» Your task:
Copy every line in the records below that contains the word "Kalender".

[Data entries]
○ ○ ○ ○

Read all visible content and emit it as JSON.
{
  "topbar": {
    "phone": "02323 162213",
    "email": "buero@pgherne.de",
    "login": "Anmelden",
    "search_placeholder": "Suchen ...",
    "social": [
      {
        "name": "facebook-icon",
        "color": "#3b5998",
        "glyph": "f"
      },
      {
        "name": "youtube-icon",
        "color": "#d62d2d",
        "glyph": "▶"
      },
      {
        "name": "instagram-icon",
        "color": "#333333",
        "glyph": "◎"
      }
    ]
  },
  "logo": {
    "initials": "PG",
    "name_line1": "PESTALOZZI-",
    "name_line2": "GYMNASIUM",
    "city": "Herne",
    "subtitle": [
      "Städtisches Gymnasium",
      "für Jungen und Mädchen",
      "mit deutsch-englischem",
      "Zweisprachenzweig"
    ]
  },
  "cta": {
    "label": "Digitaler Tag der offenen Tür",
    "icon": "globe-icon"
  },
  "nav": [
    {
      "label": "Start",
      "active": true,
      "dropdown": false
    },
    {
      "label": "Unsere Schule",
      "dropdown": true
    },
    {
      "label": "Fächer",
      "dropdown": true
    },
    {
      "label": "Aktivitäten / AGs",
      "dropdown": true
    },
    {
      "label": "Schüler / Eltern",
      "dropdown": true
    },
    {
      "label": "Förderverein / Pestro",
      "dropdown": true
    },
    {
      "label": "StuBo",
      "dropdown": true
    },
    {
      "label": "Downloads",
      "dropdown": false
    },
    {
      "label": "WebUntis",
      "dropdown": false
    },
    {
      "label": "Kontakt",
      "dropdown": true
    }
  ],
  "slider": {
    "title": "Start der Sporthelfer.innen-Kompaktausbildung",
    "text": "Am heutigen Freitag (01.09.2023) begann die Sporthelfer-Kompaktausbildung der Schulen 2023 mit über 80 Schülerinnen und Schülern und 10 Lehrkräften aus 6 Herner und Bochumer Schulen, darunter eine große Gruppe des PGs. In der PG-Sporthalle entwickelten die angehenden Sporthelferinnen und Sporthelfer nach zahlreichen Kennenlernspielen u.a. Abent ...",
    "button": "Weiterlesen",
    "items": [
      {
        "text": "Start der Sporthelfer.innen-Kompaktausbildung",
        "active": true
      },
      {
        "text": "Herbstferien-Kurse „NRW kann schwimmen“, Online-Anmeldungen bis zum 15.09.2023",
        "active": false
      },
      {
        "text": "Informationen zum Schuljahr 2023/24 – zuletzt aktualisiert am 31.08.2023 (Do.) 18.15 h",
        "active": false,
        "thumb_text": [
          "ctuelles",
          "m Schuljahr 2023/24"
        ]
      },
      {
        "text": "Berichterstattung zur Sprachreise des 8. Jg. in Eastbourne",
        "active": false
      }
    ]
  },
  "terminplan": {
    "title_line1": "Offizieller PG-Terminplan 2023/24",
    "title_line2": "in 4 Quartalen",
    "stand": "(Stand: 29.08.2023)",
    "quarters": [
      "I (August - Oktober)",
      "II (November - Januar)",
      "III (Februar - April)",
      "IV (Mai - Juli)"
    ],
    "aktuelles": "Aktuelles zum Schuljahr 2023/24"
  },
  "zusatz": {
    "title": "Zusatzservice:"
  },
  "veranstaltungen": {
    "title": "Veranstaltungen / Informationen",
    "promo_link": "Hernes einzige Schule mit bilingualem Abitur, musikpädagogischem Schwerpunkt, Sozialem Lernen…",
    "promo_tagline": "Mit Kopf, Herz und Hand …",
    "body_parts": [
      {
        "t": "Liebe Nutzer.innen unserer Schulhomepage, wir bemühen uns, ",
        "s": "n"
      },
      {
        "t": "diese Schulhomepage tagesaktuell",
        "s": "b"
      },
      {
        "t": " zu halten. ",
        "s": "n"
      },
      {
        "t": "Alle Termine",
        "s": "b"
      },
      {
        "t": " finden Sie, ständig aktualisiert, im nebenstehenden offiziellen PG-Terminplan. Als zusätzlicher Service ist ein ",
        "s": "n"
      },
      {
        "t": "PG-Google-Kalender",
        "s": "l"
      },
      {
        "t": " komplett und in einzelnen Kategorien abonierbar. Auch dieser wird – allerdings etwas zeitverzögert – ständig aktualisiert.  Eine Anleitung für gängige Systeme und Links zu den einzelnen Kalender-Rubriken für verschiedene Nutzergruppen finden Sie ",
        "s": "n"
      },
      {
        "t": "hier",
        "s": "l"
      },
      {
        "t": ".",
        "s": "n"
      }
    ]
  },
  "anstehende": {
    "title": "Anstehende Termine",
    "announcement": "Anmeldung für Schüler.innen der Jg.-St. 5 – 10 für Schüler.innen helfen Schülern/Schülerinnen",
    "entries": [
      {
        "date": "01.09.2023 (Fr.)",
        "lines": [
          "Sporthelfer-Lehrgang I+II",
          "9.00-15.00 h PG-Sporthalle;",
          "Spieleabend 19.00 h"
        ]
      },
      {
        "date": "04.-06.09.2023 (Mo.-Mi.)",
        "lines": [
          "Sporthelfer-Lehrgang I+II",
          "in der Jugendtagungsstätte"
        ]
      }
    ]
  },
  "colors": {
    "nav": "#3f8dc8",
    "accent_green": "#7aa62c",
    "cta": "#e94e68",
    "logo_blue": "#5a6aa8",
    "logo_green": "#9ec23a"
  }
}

○ ○ ○ ○

» Answer to this problem:
        "t": "PG-Google-Kalender",
        "t": " komplett und in einzelnen Kategorien abonierbar. Auch dieser wird – allerdings etwas zeitverzögert – ständig aktualisiert.  Eine Anleitung für gängige Systeme und Links zu den einzelnen Kalender-Rubriken für verschiedene Nutzergruppen finden Sie ",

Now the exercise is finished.